> [Instructions for the task]:
Can you output the material exactly as written, minus any pictures it holds?

> [Supplied material]:
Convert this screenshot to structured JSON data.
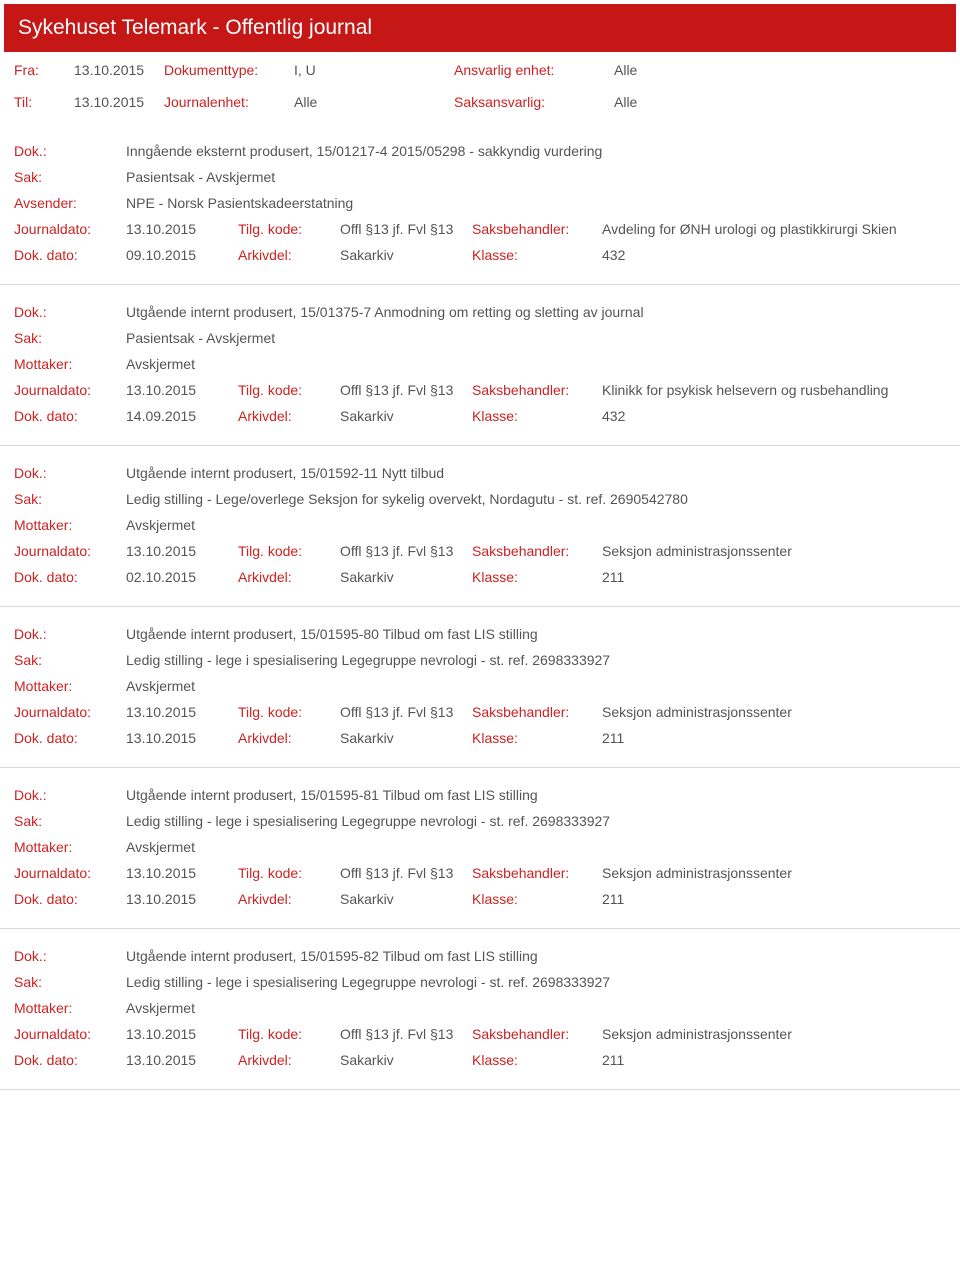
{
  "header": {
    "title": "Sykehuset Telemark - Offentlig journal"
  },
  "filters": {
    "fra_lbl": "Fra:",
    "fra_val": "13.10.2015",
    "til_lbl": "Til:",
    "til_val": "13.10.2015",
    "doktype_lbl": "Dokumenttype:",
    "doktype_val": "I, U",
    "journalenhet_lbl": "Journalenhet:",
    "journalenhet_val": "Alle",
    "ansvarlig_lbl": "Ansvarlig enhet:",
    "ansvarlig_val": "Alle",
    "saksansvarlig_lbl": "Saksansvarlig:",
    "saksansvarlig_val": "Alle"
  },
  "labels": {
    "dok": "Dok.:",
    "sak": "Sak:",
    "avsender": "Avsender:",
    "mottaker": "Mottaker:",
    "journaldato": "Journaldato:",
    "dokdato": "Dok. dato:",
    "tilgkode": "Tilg. kode:",
    "arkivdel": "Arkivdel:",
    "saksbehandler": "Saksbehandler:",
    "klasse": "Klasse:"
  },
  "entries": [
    {
      "dok": "Inngående eksternt produsert, 15/01217-4 2015/05298 - sakkyndig vurdering",
      "sak": "Pasientsak - Avskjermet",
      "party_lbl": "Avsender:",
      "party_val": "NPE - Norsk Pasientskadeerstatning",
      "journaldato": "13.10.2015",
      "tilgkode": "Offl §13 jf. Fvl §13",
      "saksbehandler": "Avdeling for ØNH urologi og plastikkirurgi Skien",
      "dokdato": "09.10.2015",
      "arkivdel": "Sakarkiv",
      "klasse": "432"
    },
    {
      "dok": "Utgående internt produsert, 15/01375-7 Anmodning om retting og sletting av journal",
      "sak": "Pasientsak - Avskjermet",
      "party_lbl": "Mottaker:",
      "party_val": "Avskjermet",
      "journaldato": "13.10.2015",
      "tilgkode": "Offl §13 jf. Fvl §13",
      "saksbehandler": "Klinikk for psykisk helsevern og rusbehandling",
      "dokdato": "14.09.2015",
      "arkivdel": "Sakarkiv",
      "klasse": "432"
    },
    {
      "dok": "Utgående internt produsert, 15/01592-11 Nytt tilbud",
      "sak": "Ledig stilling - Lege/overlege Seksjon for sykelig overvekt, Nordagutu - st. ref. 2690542780",
      "party_lbl": "Mottaker:",
      "party_val": "Avskjermet",
      "journaldato": "13.10.2015",
      "tilgkode": "Offl §13 jf. Fvl §13",
      "saksbehandler": "Seksjon administrasjonssenter",
      "dokdato": "02.10.2015",
      "arkivdel": "Sakarkiv",
      "klasse": "211"
    },
    {
      "dok": "Utgående internt produsert, 15/01595-80 Tilbud om fast LIS stilling",
      "sak": "Ledig stilling - lege i spesialisering Legegruppe nevrologi - st. ref. 2698333927",
      "party_lbl": "Mottaker:",
      "party_val": "Avskjermet",
      "journaldato": "13.10.2015",
      "tilgkode": "Offl §13 jf. Fvl §13",
      "saksbehandler": "Seksjon administrasjonssenter",
      "dokdato": "13.10.2015",
      "arkivdel": "Sakarkiv",
      "klasse": "211"
    },
    {
      "dok": "Utgående internt produsert, 15/01595-81 Tilbud om fast LIS stilling",
      "sak": "Ledig stilling - lege i spesialisering Legegruppe nevrologi - st. ref. 2698333927",
      "party_lbl": "Mottaker:",
      "party_val": "Avskjermet",
      "journaldato": "13.10.2015",
      "tilgkode": "Offl §13 jf. Fvl §13",
      "saksbehandler": "Seksjon administrasjonssenter",
      "dokdato": "13.10.2015",
      "arkivdel": "Sakarkiv",
      "klasse": "211"
    },
    {
      "dok": "Utgående internt produsert, 15/01595-82 Tilbud om fast LIS stilling",
      "sak": "Ledig stilling - lege i spesialisering Legegruppe nevrologi - st. ref. 2698333927",
      "party_lbl": "Mottaker:",
      "party_val": "Avskjermet",
      "journaldato": "13.10.2015",
      "tilgkode": "Offl §13 jf. Fvl §13",
      "saksbehandler": "Seksjon administrasjonssenter",
      "dokdato": "13.10.2015",
      "arkivdel": "Sakarkiv",
      "klasse": "211"
    }
  ]
}
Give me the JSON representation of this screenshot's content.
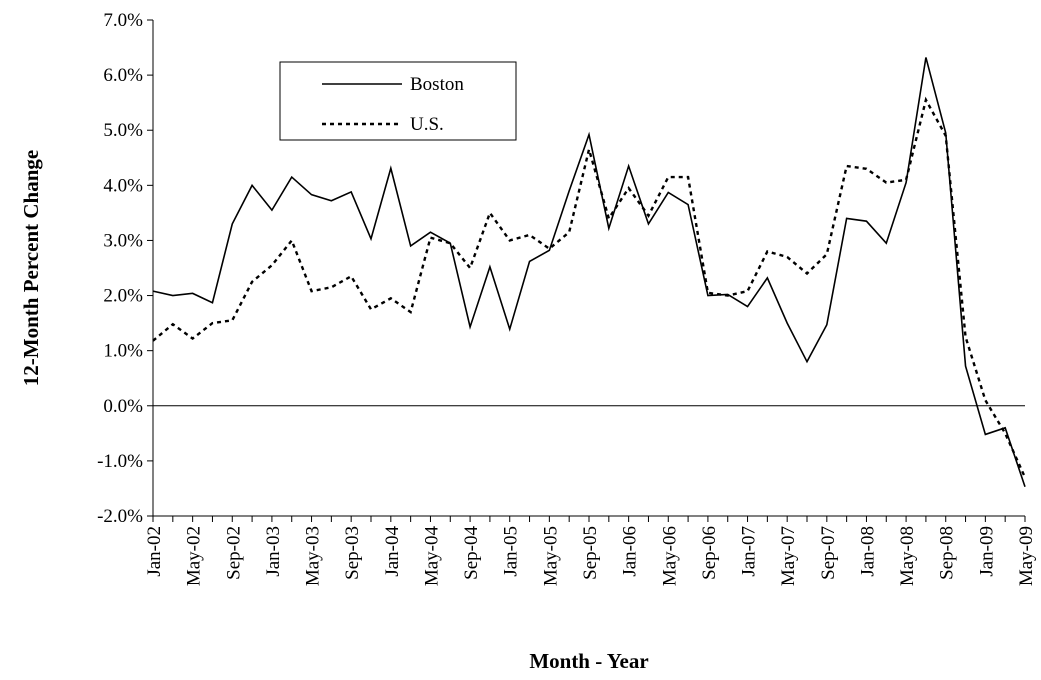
{
  "chart_data": {
    "type": "line",
    "y_label": "12-Month Percent Change",
    "x_label": "Month - Year",
    "categories": [
      "Jan-02",
      null,
      "May-02",
      null,
      "Sep-02",
      null,
      "Jan-03",
      null,
      "May-03",
      null,
      "Sep-03",
      null,
      "Jan-04",
      null,
      "May-04",
      null,
      "Sep-04",
      null,
      "Jan-05",
      null,
      "May-05",
      null,
      "Sep-05",
      null,
      "Jan-06",
      null,
      "May-06",
      null,
      "Sep-06",
      null,
      "Jan-07",
      null,
      "May-07",
      null,
      "Sep-07",
      null,
      "Jan-08",
      null,
      "May-08",
      null,
      "Sep-08",
      null,
      "Jan-09",
      null,
      "May-09"
    ],
    "series": [
      {
        "name": "Boston",
        "color": "#000000",
        "dash": "solid",
        "values": [
          2.08,
          2.0,
          2.04,
          1.87,
          3.3,
          4.0,
          3.55,
          4.15,
          3.83,
          3.72,
          3.88,
          3.03,
          4.31,
          2.9,
          3.15,
          2.95,
          1.43,
          2.52,
          1.39,
          2.62,
          2.82,
          3.9,
          4.92,
          3.22,
          4.35,
          3.3,
          3.87,
          3.65,
          2.0,
          2.02,
          1.8,
          2.32,
          1.5,
          0.8,
          1.47,
          3.4,
          3.35,
          2.95,
          4.05,
          6.32,
          4.95,
          0.72,
          -0.52,
          -0.4,
          -1.47
        ]
      },
      {
        "name": "U.S.",
        "color": "#000000",
        "dash": "dotted",
        "values": [
          1.18,
          1.48,
          1.22,
          1.5,
          1.55,
          2.25,
          2.55,
          3.0,
          2.08,
          2.15,
          2.35,
          1.75,
          1.95,
          1.7,
          3.05,
          2.95,
          2.5,
          3.5,
          3.0,
          3.1,
          2.85,
          3.15,
          4.65,
          3.4,
          3.95,
          3.45,
          4.15,
          4.15,
          2.05,
          2.0,
          2.08,
          2.8,
          2.7,
          2.4,
          2.75,
          4.35,
          4.3,
          4.05,
          4.1,
          5.55,
          4.9,
          1.25,
          0.1,
          -0.5,
          -1.3
        ]
      }
    ],
    "ylim": [
      -2,
      7
    ],
    "yticks": [
      {
        "value": -2,
        "label": "-2.0%"
      },
      {
        "value": -1,
        "label": "-1.0%"
      },
      {
        "value": 0,
        "label": "0.0%"
      },
      {
        "value": 1,
        "label": "1.0%"
      },
      {
        "value": 2,
        "label": "2.0%"
      },
      {
        "value": 3,
        "label": "3.0%"
      },
      {
        "value": 4,
        "label": "4.0%"
      },
      {
        "value": 5,
        "label": "5.0%"
      },
      {
        "value": 6,
        "label": "6.0%"
      },
      {
        "value": 7,
        "label": "7.0%"
      }
    ],
    "legend": "top-left"
  }
}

> [Task result]:
Convert this screenshot to structured JSON data.
{
  "header": {
    "title": "Sykehuset Telemark - Offentlig journal"
  },
  "filters": {
    "fra_lbl": "Fra:",
    "fra_val": "13.10.2015",
    "til_lbl": "Til:",
    "til_val": "13.10.2015",
    "doktype_lbl": "Dokumenttype:",
    "doktype_val": "I, U",
    "journalenhet_lbl": "Journalenhet:",
    "journalenhet_val": "Alle",
    "ansvarlig_lbl": "Ansvarlig enhet:",
    "ansvarlig_val": "Alle",
    "saksansvarlig_lbl": "Saksansvarlig:",
    "saksansvarlig_val": "Alle"
  },
  "labels": {
    "dok": "Dok.:",
    "sak": "Sak:",
    "avsender": "Avsender:",
    "mottaker": "Mottaker:",
    "journaldato": "Journaldato:",
    "dokdato": "Dok. dato:",
    "tilgkode": "Tilg. kode:",
    "arkivdel": "Arkivdel:",
    "saksbehandler": "Saksbehandler:",
    "klasse": "Klasse:"
  },
  "entries": [
    {
      "dok": "Inngående eksternt produsert, 15/01217-4 2015/05298 - sakkyndig vurdering",
      "sak": "Pasientsak - Avskjermet",
      "party_lbl": "Avsender:",
      "party_val": "NPE - Norsk Pasientskadeerstatning",
      "journaldato": "13.10.2015",
      "tilgkode": "Offl §13 jf. Fvl §13",
      "saksbehandler": "Avdeling for ØNH urologi og plastikkirurgi Skien",
      "dokdato": "09.10.2015",
      "arkivdel": "Sakarkiv",
      "klasse": "432"
    },
    {
      "dok": "Utgående internt produsert, 15/01375-7 Anmodning om retting og sletting av journal",
      "sak": "Pasientsak - Avskjermet",
      "party_lbl": "Mottaker:",
      "party_val": "Avskjermet",
      "journaldato": "13.10.2015",
      "tilgkode": "Offl §13 jf. Fvl §13",
      "saksbehandler": "Klinikk for psykisk helsevern og rusbehandling",
      "dokdato": "14.09.2015",
      "arkivdel": "Sakarkiv",
      "klasse": "432"
    },
    {
      "dok": "Utgående internt produsert, 15/01592-11 Nytt tilbud",
      "sak": "Ledig stilling - Lege/overlege Seksjon for sykelig overvekt, Nordagutu - st. ref. 2690542780",
      "party_lbl": "Mottaker:",
      "party_val": "Avskjermet",
      "journaldato": "13.10.2015",
      "tilgkode": "Offl §13 jf. Fvl §13",
      "saksbehandler": "Seksjon administrasjonssenter",
      "dokdato": "02.10.2015",
      "arkivdel": "Sakarkiv",
      "klasse": "211"
    },
    {
      "dok": "Utgående internt produsert, 15/01595-80 Tilbud om fast LIS stilling",
      "sak": "Ledig stilling - lege i spesialisering Legegruppe nevrologi - st. ref. 2698333927",
      "party_lbl": "Mottaker:",
      "party_val": "Avskjermet",
      "journaldato": "13.10.2015",
      "tilgkode": "Offl §13 jf. Fvl §13",
      "saksbehandler": "Seksjon administrasjonssenter",
      "dokdato": "13.10.2015",
      "arkivdel": "Sakarkiv",
      "klasse": "211"
    },
    {
      "dok": "Utgående internt produsert, 15/01595-81 Tilbud om fast LIS stilling",
      "sak": "Ledig stilling - lege i spesialisering Legegruppe nevrologi - st. ref. 2698333927",
      "party_lbl": "Mottaker:",
      "party_val": "Avskjermet",
      "journaldato": "13.10.2015",
      "tilgkode": "Offl §13 jf. Fvl §13",
      "saksbehandler": "Seksjon administrasjonssenter",
      "dokdato": "13.10.2015",
      "arkivdel": "Sakarkiv",
      "klasse": "211"
    },
    {
      "dok": "Utgående internt produsert, 15/01595-82 Tilbud om fast LIS stilling",
      "sak": "Ledig stilling - lege i spesialisering Legegruppe nevrologi - st. ref. 2698333927",
      "party_lbl": "Mottaker:",
      "party_val": "Avskjermet",
      "journaldato": "13.10.2015",
      "tilgkode": "Offl §13 jf. Fvl §13",
      "saksbehandler": "Seksjon administrasjonssenter",
      "dokdato": "13.10.2015",
      "arkivdel": "Sakarkiv",
      "klasse": "211"
    }
  ]
}
Give me the JSON representation of this screenshot's content.
{
  "chart_data": {
    "type": "line",
    "y_label": "12-Month Percent Change",
    "x_label": "Month - Year",
    "categories": [
      "Jan-02",
      null,
      "May-02",
      null,
      "Sep-02",
      null,
      "Jan-03",
      null,
      "May-03",
      null,
      "Sep-03",
      null,
      "Jan-04",
      null,
      "May-04",
      null,
      "Sep-04",
      null,
      "Jan-05",
      null,
      "May-05",
      null,
      "Sep-05",
      null,
      "Jan-06",
      null,
      "May-06",
      null,
      "Sep-06",
      null,
      "Jan-07",
      null,
      "May-07",
      null,
      "Sep-07",
      null,
      "Jan-08",
      null,
      "May-08",
      null,
      "Sep-08",
      null,
      "Jan-09",
      null,
      "May-09"
    ],
    "series": [
      {
        "name": "Boston",
        "color": "#000000",
        "dash": "solid",
        "values": [
          2.08,
          2.0,
          2.04,
          1.87,
          3.3,
          4.0,
          3.55,
          4.15,
          3.83,
          3.72,
          3.88,
          3.03,
          4.31,
          2.9,
          3.15,
          2.95,
          1.43,
          2.52,
          1.39,
          2.62,
          2.82,
          3.9,
          4.92,
          3.22,
          4.35,
          3.3,
          3.87,
          3.65,
          2.0,
          2.02,
          1.8,
          2.32,
          1.5,
          0.8,
          1.47,
          3.4,
          3.35,
          2.95,
          4.05,
          6.32,
          4.95,
          0.72,
          -0.52,
          -0.4,
          -1.47
        ]
      },
      {
        "name": "U.S.",
        "color": "#000000",
        "dash": "dotted",
        "values": [
          1.18,
          1.48,
          1.22,
          1.5,
          1.55,
          2.25,
          2.55,
          3.0,
          2.08,
          2.15,
          2.35,
          1.75,
          1.95,
          1.7,
          3.05,
          2.95,
          2.5,
          3.5,
          3.0,
          3.1,
          2.85,
          3.15,
          4.65,
          3.4,
          3.95,
          3.45,
          4.15,
          4.15,
          2.05,
          2.0,
          2.08,
          2.8,
          2.7,
          2.4,
          2.75,
          4.35,
          4.3,
          4.05,
          4.1,
          5.55,
          4.9,
          1.25,
          0.1,
          -0.5,
          -1.3
        ]
      }
    ],
    "ylim": [
      -2,
      7
    ],
    "yticks": [
      {
        "value": -2,
        "label": "-2.0%"
      },
      {
        "value": -1,
        "label": "-1.0%"
      },
      {
        "value": 0,
        "label": "0.0%"
      },
      {
        "value": 1,
        "label": "1.0%"
      },
      {
        "value": 2,
        "label": "2.0%"
      },
      {
        "value": 3,
        "label": "3.0%"
      },
      {
        "value": 4,
        "label": "4.0%"
      },
      {
        "value": 5,
        "label": "5.0%"
      },
      {
        "value": 6,
        "label": "6.0%"
      },
      {
        "value": 7,
        "label": "7.0%"
      }
    ],
    "legend": "top-left"
  }
}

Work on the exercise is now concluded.